Excerpted text -
Choose how an object is placed within the real world

  • DISABLED Disable every AR placement preview and handle it by yourself (onTap, onAugmentedFace, onAugmentedImage
  • PLANE_HORIZONTAL Place and orientate nodes only on horizontal planes
  • PLANE_VERTICAL Place and orientate nodes only on vertical planes
  • PLANE_HORIZONTAL_AND_VERTICAL Place and orientate nodes on both horizontal and vertical planes
  • DEPTH Place and orientate nodes on every detected depth surfaces. Not all devices support this mode. In case on non depth enabled device the placement mode will automatically fallback to PLANE_HORIZONTAL_AND_VERTICAL.
  • INSTANT Instantly place only nodes at a fixed orientation and an approximate distance. No AR orientation will be provided = fixed +Y pointing upward, against gravity. This mode is currently intended to be used with hit tests against horizontal surfaces.
  • BEST_AVAILABLE Place nodes on every detected surfaces. The node will be placed instantly and then adjusted to fit the best accurate, precise, available placement.

Parameters

  • instantPlacementDistance Distance in meters at which to create an InstantPlacementPoint. This is only used while the tracking method for the returned point is InstantPlacementPoint.

What is asked - In the placement modes text above, what happens when DEPTH mode is used on a device that does not support depth?

Excerpted records -

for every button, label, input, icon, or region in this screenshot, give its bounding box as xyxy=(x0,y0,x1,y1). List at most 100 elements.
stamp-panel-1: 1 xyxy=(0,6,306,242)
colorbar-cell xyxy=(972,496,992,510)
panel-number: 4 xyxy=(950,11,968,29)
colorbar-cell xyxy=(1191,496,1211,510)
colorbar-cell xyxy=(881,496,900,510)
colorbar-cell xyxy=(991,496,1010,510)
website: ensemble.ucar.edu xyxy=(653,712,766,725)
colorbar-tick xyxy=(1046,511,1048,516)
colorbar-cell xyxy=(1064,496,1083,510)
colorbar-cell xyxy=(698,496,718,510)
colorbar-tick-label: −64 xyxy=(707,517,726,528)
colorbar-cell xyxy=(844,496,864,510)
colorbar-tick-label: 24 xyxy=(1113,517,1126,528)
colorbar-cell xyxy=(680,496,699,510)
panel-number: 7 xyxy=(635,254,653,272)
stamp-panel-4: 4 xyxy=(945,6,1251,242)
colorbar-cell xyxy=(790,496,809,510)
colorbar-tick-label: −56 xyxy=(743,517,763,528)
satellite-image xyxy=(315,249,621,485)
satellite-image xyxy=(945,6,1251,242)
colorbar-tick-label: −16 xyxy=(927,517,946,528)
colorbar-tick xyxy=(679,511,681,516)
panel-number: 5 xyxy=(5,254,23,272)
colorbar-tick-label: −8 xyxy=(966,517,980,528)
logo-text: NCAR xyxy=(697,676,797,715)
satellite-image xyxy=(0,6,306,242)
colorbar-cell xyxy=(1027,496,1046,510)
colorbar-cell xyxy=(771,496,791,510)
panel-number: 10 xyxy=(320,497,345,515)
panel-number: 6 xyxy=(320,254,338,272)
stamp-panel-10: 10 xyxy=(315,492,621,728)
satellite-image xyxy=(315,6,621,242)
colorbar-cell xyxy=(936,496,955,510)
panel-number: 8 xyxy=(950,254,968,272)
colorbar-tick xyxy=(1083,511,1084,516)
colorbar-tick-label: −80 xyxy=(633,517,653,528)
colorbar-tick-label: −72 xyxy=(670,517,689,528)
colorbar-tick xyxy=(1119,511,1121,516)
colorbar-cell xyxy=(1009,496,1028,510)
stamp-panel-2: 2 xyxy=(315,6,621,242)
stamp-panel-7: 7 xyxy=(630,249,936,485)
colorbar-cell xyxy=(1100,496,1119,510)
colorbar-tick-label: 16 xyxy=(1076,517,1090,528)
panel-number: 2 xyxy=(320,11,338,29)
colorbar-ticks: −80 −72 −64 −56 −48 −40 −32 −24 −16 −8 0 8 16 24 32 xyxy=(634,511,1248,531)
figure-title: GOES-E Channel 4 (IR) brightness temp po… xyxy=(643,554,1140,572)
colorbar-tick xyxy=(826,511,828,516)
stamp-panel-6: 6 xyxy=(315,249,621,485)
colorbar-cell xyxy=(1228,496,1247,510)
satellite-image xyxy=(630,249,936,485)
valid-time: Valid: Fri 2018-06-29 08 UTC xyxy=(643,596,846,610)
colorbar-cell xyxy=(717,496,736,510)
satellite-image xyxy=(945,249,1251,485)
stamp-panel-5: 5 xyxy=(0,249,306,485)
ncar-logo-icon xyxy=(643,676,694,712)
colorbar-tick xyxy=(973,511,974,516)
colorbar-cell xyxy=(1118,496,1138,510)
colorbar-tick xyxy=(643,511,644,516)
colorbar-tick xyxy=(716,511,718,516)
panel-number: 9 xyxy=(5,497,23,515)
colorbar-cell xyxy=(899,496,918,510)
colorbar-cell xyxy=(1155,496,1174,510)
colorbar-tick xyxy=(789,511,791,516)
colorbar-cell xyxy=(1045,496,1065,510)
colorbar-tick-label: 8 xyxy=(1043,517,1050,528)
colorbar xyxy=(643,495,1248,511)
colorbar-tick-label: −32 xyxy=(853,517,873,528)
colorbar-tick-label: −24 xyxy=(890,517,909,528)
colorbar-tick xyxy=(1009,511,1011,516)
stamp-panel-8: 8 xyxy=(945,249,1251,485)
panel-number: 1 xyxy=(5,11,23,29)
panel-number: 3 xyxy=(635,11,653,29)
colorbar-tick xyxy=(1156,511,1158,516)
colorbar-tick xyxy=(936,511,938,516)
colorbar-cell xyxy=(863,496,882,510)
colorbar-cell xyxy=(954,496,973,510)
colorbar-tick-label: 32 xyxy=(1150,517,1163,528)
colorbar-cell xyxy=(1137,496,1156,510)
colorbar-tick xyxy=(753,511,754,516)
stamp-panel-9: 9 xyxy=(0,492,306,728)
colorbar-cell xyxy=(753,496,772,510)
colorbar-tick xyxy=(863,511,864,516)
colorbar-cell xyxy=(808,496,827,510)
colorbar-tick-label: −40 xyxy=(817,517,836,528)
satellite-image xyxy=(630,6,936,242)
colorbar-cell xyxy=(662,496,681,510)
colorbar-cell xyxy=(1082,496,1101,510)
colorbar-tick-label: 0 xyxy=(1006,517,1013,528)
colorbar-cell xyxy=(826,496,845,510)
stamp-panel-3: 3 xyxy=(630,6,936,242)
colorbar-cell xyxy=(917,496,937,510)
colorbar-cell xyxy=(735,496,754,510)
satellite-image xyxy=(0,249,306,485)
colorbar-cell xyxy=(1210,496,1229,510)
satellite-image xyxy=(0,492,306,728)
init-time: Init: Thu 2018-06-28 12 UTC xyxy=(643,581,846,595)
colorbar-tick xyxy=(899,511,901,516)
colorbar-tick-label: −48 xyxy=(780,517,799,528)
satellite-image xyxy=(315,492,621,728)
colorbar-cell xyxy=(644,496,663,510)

Result - The placement mode automatically falls back to PLANE_HORIZONTAL_AND_VERTICAL.